[Records about charts and figures]
* * *

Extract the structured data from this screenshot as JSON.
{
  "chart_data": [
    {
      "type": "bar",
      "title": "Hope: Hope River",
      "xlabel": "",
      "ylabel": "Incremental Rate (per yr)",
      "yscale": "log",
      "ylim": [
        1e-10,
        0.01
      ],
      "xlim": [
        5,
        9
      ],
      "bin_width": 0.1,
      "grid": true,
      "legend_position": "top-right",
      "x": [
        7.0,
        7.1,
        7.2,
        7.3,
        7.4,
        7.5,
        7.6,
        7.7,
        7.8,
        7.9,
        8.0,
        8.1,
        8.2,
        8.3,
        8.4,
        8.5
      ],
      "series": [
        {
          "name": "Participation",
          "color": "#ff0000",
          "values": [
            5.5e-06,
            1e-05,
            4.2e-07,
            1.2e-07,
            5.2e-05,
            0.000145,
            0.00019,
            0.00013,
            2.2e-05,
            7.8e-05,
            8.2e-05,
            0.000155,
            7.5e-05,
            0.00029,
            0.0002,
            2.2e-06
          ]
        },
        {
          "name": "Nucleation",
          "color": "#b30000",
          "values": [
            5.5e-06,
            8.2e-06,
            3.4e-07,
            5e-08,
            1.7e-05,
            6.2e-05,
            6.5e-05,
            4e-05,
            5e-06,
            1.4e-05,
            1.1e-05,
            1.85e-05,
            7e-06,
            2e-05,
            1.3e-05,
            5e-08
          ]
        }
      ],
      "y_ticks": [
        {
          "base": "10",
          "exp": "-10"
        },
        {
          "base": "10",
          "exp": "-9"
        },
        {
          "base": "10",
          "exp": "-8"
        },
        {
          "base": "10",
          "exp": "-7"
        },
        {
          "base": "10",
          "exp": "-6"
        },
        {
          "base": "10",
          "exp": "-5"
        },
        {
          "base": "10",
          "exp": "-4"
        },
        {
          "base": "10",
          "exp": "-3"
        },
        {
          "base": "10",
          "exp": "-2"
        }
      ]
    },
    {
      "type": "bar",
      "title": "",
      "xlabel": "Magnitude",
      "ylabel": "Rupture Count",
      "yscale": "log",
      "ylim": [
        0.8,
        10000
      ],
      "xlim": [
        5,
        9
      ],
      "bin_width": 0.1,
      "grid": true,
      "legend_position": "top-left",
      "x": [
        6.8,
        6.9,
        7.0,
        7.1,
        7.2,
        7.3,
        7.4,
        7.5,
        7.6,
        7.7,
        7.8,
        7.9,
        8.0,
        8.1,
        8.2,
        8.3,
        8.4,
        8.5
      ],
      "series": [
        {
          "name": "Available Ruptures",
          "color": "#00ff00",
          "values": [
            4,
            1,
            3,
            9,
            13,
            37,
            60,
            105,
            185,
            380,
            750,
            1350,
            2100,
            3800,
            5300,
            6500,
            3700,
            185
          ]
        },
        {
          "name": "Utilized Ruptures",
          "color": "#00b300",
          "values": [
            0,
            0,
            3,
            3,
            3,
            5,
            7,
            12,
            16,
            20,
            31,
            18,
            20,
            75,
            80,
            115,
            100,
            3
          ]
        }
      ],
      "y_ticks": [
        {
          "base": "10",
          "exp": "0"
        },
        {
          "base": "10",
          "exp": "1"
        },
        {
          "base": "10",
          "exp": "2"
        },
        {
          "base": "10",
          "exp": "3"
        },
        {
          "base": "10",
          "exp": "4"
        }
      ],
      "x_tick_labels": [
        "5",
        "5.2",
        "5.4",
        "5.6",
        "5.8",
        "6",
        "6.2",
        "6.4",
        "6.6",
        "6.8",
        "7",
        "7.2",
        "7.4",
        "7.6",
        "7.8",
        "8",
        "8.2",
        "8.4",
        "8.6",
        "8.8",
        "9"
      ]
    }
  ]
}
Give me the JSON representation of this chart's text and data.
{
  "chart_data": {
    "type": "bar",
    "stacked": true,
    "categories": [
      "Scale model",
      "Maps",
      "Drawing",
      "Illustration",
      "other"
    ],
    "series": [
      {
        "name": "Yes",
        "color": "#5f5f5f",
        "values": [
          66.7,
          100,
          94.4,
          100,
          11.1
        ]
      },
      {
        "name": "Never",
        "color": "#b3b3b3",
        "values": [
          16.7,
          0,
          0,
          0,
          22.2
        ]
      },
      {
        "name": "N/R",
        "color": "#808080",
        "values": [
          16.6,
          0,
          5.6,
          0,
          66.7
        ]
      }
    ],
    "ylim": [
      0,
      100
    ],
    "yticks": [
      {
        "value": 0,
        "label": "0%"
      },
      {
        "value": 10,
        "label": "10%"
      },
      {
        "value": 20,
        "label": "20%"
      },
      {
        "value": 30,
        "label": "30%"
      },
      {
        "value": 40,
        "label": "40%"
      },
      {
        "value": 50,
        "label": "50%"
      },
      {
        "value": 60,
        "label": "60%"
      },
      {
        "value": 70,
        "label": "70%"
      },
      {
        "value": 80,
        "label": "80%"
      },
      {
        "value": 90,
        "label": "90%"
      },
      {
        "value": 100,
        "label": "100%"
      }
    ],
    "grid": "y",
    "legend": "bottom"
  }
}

* * *

## What you have to do
Output an exact copy of each record.

## The answer
Extract the structured data from this screenshot as JSON.
{
  "chart_data": [
    {
      "type": "bar",
      "title": "Hope: Hope River",
      "xlabel": "",
      "ylabel": "Incremental Rate (per yr)",
      "yscale": "log",
      "ylim": [
        1e-10,
        0.01
      ],
      "xlim": [
        5,
        9
      ],
      "bin_width": 0.1,
      "grid": true,
      "legend_position": "top-right",
      "x": [
        7.0,
        7.1,
        7.2,
        7.3,
        7.4,
        7.5,
        7.6,
        7.7,
        7.8,
        7.9,
        8.0,
        8.1,
        8.2,
        8.3,
        8.4,
        8.5
      ],
      "series": [
        {
          "name": "Participation",
          "color": "#ff0000",
          "values": [
            5.5e-06,
            1e-05,
            4.2e-07,
            1.2e-07,
            5.2e-05,
            0.000145,
            0.00019,
            0.00013,
            2.2e-05,
            7.8e-05,
            8.2e-05,
            0.000155,
            7.5e-05,
            0.00029,
            0.0002,
            2.2e-06
          ]
        },
        {
          "name": "Nucleation",
          "color": "#b30000",
          "values": [
            5.5e-06,
            8.2e-06,
            3.4e-07,
            5e-08,
            1.7e-05,
            6.2e-05,
            6.5e-05,
            4e-05,
            5e-06,
            1.4e-05,
            1.1e-05,
            1.85e-05,
            7e-06,
            2e-05,
            1.3e-05,
            5e-08
          ]
        }
      ],
      "y_ticks": [
        {
          "base": "10",
          "exp": "-10"
        },
        {
          "base": "10",
          "exp": "-9"
        },
        {
          "base": "10",
          "exp": "-8"
        },
        {
          "base": "10",
          "exp": "-7"
        },
        {
          "base": "10",
          "exp": "-6"
        },
        {
          "base": "10",
          "exp": "-5"
        },
        {
          "base": "10",
          "exp": "-4"
        },
        {
          "base": "10",
          "exp": "-3"
        },
        {
          "base": "10",
          "exp": "-2"
        }
      ]
    },
    {
      "type": "bar",
      "title": "",
      "xlabel": "Magnitude",
      "ylabel": "Rupture Count",
      "yscale": "log",
      "ylim": [
        0.8,
        10000
      ],
      "xlim": [
        5,
        9
      ],
      "bin_width": 0.1,
      "grid": true,
      "legend_position": "top-left",
      "x": [
        6.8,
        6.9,
        7.0,
        7.1,
        7.2,
        7.3,
        7.4,
        7.5,
        7.6,
        7.7,
        7.8,
        7.9,
        8.0,
        8.1,
        8.2,
        8.3,
        8.4,
        8.5
      ],
      "series": [
        {
          "name": "Available Ruptures",
          "color": "#00ff00",
          "values": [
            4,
            1,
            3,
            9,
            13,
            37,
            60,
            105,
            185,
            380,
            750,
            1350,
            2100,
            3800,
            5300,
            6500,
            3700,
            185
          ]
        },
        {
          "name": "Utilized Ruptures",
          "color": "#00b300",
          "values": [
            0,
            0,
            3,
            3,
            3,
            5,
            7,
            12,
            16,
            20,
            31,
            18,
            20,
            75,
            80,
            115,
            100,
            3
          ]
        }
      ],
      "y_ticks": [
        {
          "base": "10",
          "exp": "0"
        },
        {
          "base": "10",
          "exp": "1"
        },
        {
          "base": "10",
          "exp": "2"
        },
        {
          "base": "10",
          "exp": "3"
        },
        {
          "base": "10",
          "exp": "4"
        }
      ],
      "x_tick_labels": [
        "5",
        "5.2",
        "5.4",
        "5.6",
        "5.8",
        "6",
        "6.2",
        "6.4",
        "6.6",
        "6.8",
        "7",
        "7.2",
        "7.4",
        "7.6",
        "7.8",
        "8",
        "8.2",
        "8.4",
        "8.6",
        "8.8",
        "9"
      ]
    }
  ]
}
Give me the JSON representation of this chart's text and data.
{
  "chart_data": {
    "type": "bar",
    "stacked": true,
    "categories": [
      "Scale model",
      "Maps",
      "Drawing",
      "Illustration",
      "other"
    ],
    "series": [
      {
        "name": "Yes",
        "color": "#5f5f5f",
        "values": [
          66.7,
          100,
          94.4,
          100,
          11.1
        ]
      },
      {
        "name": "Never",
        "color": "#b3b3b3",
        "values": [
          16.7,
          0,
          0,
          0,
          22.2
        ]
      },
      {
        "name": "N/R",
        "color": "#808080",
        "values": [
          16.6,
          0,
          5.6,
          0,
          66.7
        ]
      }
    ],
    "ylim": [
      0,
      100
    ],
    "yticks": [
      {
        "value": 0,
        "label": "0%"
      },
      {
        "value": 10,
        "label": "10%"
      },
      {
        "value": 20,
        "label": "20%"
      },
      {
        "value": 30,
        "label": "30%"
      },
      {
        "value": 40,
        "label": "40%"
      },
      {
        "value": 50,
        "label": "50%"
      },
      {
        "value": 60,
        "label": "60%"
      },
      {
        "value": 70,
        "label": "70%"
      },
      {
        "value": 80,
        "label": "80%"
      },
      {
        "value": 90,
        "label": "90%"
      },
      {
        "value": 100,
        "label": "100%"
      }
    ],
    "grid": "y",
    "legend": "bottom"
  }
}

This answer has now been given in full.